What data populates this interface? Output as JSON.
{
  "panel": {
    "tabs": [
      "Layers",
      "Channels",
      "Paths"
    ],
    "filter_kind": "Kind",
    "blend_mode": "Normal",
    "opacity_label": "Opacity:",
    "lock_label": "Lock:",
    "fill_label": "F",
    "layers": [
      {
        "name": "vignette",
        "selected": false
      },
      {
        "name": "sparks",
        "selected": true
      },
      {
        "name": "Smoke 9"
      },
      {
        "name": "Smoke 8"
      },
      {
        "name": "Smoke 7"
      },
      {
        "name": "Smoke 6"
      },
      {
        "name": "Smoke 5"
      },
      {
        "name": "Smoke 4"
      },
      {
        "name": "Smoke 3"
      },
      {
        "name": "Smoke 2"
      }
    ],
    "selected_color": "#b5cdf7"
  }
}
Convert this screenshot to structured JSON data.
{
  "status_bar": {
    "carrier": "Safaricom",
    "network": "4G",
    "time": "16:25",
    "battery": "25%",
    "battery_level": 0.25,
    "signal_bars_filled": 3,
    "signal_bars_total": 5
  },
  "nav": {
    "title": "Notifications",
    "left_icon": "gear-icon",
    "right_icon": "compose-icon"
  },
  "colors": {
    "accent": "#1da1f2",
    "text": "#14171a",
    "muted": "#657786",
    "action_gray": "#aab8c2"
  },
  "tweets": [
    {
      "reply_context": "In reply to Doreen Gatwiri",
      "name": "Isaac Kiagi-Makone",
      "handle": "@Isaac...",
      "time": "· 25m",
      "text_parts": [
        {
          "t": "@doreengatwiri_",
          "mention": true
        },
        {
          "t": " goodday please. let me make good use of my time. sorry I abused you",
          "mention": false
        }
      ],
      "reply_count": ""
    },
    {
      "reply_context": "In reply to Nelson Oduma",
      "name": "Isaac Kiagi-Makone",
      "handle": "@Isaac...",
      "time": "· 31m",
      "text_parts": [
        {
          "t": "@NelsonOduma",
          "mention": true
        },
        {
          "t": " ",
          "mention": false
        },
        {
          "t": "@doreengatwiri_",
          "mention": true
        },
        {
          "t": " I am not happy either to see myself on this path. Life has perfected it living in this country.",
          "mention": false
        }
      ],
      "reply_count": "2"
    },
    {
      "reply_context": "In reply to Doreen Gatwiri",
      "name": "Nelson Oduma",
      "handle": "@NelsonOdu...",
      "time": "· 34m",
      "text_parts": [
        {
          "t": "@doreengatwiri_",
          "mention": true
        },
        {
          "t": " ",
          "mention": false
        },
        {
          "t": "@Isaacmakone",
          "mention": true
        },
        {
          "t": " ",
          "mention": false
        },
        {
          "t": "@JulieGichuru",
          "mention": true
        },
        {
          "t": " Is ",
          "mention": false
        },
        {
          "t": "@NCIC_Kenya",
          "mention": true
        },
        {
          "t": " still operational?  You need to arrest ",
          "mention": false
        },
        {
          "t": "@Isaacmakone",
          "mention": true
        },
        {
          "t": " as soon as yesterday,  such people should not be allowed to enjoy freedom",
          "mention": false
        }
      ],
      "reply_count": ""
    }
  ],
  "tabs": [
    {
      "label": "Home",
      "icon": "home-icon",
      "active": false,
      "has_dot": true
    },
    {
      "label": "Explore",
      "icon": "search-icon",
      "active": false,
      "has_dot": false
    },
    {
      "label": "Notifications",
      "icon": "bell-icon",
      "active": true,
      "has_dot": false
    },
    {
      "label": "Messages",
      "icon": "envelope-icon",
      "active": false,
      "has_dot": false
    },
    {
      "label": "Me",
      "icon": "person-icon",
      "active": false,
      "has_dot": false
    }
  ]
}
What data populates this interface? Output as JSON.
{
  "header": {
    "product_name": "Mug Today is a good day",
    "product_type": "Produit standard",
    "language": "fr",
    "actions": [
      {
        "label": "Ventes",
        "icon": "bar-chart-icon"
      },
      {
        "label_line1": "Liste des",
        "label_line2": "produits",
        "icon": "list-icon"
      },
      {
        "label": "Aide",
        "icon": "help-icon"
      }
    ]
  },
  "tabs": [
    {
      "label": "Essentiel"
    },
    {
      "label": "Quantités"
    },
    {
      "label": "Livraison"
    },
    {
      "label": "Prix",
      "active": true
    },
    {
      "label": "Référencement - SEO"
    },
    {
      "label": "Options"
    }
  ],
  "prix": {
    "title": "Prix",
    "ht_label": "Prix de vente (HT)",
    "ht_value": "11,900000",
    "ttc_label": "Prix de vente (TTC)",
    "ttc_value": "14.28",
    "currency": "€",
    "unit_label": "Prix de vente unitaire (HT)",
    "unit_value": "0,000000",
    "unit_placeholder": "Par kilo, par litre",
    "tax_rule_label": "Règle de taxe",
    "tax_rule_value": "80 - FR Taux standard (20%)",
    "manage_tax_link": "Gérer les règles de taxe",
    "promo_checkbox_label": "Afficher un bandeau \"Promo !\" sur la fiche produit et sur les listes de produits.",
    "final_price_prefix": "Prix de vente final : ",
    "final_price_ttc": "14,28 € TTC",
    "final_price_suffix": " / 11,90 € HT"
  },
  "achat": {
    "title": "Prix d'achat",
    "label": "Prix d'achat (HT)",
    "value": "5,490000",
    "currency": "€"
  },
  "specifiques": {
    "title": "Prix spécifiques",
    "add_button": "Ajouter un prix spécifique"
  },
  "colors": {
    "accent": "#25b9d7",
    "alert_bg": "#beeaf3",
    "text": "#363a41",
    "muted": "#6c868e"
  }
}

GOAL – Copy out the whole listing exactly as written.

TASK ANSWER –
What data populates this interface? Output as JSON.
{
  "panel": {
    "tabs": [
      "Layers",
      "Channels",
      "Paths"
    ],
    "filter_kind": "Kind",
    "blend_mode": "Normal",
    "opacity_label": "Opacity:",
    "lock_label": "Lock:",
    "fill_label": "F",
    "layers": [
      {
        "name": "vignette",
        "selected": false
      },
      {
        "name": "sparks",
        "selected": true
      },
      {
        "name": "Smoke 9"
      },
      {
        "name": "Smoke 8"
      },
      {
        "name": "Smoke 7"
      },
      {
        "name": "Smoke 6"
      },
      {
        "name": "Smoke 5"
      },
      {
        "name": "Smoke 4"
      },
      {
        "name": "Smoke 3"
      },
      {
        "name": "Smoke 2"
      }
    ],
    "selected_color": "#b5cdf7"
  }
}
Convert this screenshot to structured JSON data.
{
  "status_bar": {
    "carrier": "Safaricom",
    "network": "4G",
    "time": "16:25",
    "battery": "25%",
    "battery_level": 0.25,
    "signal_bars_filled": 3,
    "signal_bars_total": 5
  },
  "nav": {
    "title": "Notifications",
    "left_icon": "gear-icon",
    "right_icon": "compose-icon"
  },
  "colors": {
    "accent": "#1da1f2",
    "text": "#14171a",
    "muted": "#657786",
    "action_gray": "#aab8c2"
  },
  "tweets": [
    {
      "reply_context": "In reply to Doreen Gatwiri",
      "name": "Isaac Kiagi-Makone",
      "handle": "@Isaac...",
      "time": "· 25m",
      "text_parts": [
        {
          "t": "@doreengatwiri_",
          "mention": true
        },
        {
          "t": " goodday please. let me make good use of my time. sorry I abused you",
          "mention": false
        }
      ],
      "reply_count": ""
    },
    {
      "reply_context": "In reply to Nelson Oduma",
      "name": "Isaac Kiagi-Makone",
      "handle": "@Isaac...",
      "time": "· 31m",
      "text_parts": [
        {
          "t": "@NelsonOduma",
          "mention": true
        },
        {
          "t": " ",
          "mention": false
        },
        {
          "t": "@doreengatwiri_",
          "mention": true
        },
        {
          "t": " I am not happy either to see myself on this path. Life has perfected it living in this country.",
          "mention": false
        }
      ],
      "reply_count": "2"
    },
    {
      "reply_context": "In reply to Doreen Gatwiri",
      "name": "Nelson Oduma",
      "handle": "@NelsonOdu...",
      "time": "· 34m",
      "text_parts": [
        {
          "t": "@doreengatwiri_",
          "mention": true
        },
        {
          "t": " ",
          "mention": false
        },
        {
          "t": "@Isaacmakone",
          "mention": true
        },
        {
          "t": " ",
          "mention": false
        },
        {
          "t": "@JulieGichuru",
          "mention": true
        },
        {
          "t": " Is ",
          "mention": false
        },
        {
          "t": "@NCIC_Kenya",
          "mention": true
        },
        {
          "t": " still operational?  You need to arrest ",
          "mention": false
        },
        {
          "t": "@Isaacmakone",
          "mention": true
        },
        {
          "t": " as soon as yesterday,  such people should not be allowed to enjoy freedom",
          "mention": false
        }
      ],
      "reply_count": ""
    }
  ],
  "tabs": [
    {
      "label": "Home",
      "icon": "home-icon",
      "active": false,
      "has_dot": true
    },
    {
      "label": "Explore",
      "icon": "search-icon",
      "active": false,
      "has_dot": false
    },
    {
      "label": "Notifications",
      "icon": "bell-icon",
      "active": true,
      "has_dot": false
    },
    {
      "label": "Messages",
      "icon": "envelope-icon",
      "active": false,
      "has_dot": false
    },
    {
      "label": "Me",
      "icon": "person-icon",
      "active": false,
      "has_dot": false
    }
  ]
}
What data populates this interface? Output as JSON.
{
  "header": {
    "product_name": "Mug Today is a good day",
    "product_type": "Produit standard",
    "language": "fr",
    "actions": [
      {
        "label": "Ventes",
        "icon": "bar-chart-icon"
      },
      {
        "label_line1": "Liste des",
        "label_line2": "produits",
        "icon": "list-icon"
      },
      {
        "label": "Aide",
        "icon": "help-icon"
      }
    ]
  },
  "tabs": [
    {
      "label": "Essentiel"
    },
    {
      "label": "Quantités"
    },
    {
      "label": "Livraison"
    },
    {
      "label": "Prix",
      "active": true
    },
    {
      "label": "Référencement - SEO"
    },
    {
      "label": "Options"
    }
  ],
  "prix": {
    "title": "Prix",
    "ht_label": "Prix de vente (HT)",
    "ht_value": "11,900000",
    "ttc_label": "Prix de vente (TTC)",
    "ttc_value": "14.28",
    "currency": "€",
    "unit_label": "Prix de vente unitaire (HT)",
    "unit_value": "0,000000",
    "unit_placeholder": "Par kilo, par litre",
    "tax_rule_label": "Règle de taxe",
    "tax_rule_value": "80 - FR Taux standard (20%)",
    "manage_tax_link": "Gérer les règles de taxe",
    "promo_checkbox_label": "Afficher un bandeau \"Promo !\" sur la fiche produit et sur les listes de produits.",
    "final_price_prefix": "Prix de vente final : ",
    "final_price_ttc": "14,28 € TTC",
    "final_price_suffix": " / 11,90 € HT"
  },
  "achat": {
    "title": "Prix d'achat",
    "label": "Prix d'achat (HT)",
    "value": "5,490000",
    "currency": "€"
  },
  "specifiques": {
    "title": "Prix spécifiques",
    "add_button": "Ajouter un prix spécifique"
  },
  "colors": {
    "accent": "#25b9d7",
    "alert_bg": "#beeaf3",
    "text": "#363a41",
    "muted": "#6c868e"
  }
}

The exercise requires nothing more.